**What you have to do:**
Find each line containing the string "Control". Copy it.
── Supplied data
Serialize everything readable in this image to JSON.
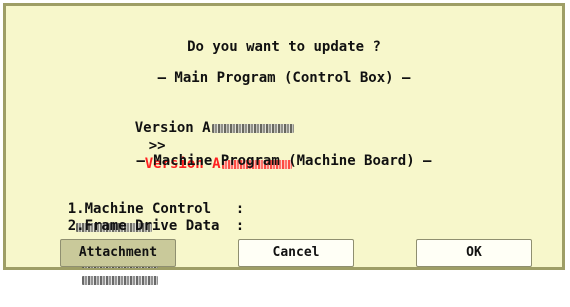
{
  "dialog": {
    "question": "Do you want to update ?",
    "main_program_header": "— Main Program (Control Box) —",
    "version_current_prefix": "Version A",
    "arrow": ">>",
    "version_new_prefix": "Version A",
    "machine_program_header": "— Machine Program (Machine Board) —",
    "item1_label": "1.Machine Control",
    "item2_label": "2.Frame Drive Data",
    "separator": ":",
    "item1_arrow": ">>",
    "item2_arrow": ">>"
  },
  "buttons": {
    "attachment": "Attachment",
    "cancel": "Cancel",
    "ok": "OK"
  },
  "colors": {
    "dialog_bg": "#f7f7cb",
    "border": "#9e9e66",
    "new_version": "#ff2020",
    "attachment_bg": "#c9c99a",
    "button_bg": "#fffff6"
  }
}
────
**Full output:**
    "main_program_header": "— Main Program (Control Box) —",
    "item1_label": "1.Machine Control",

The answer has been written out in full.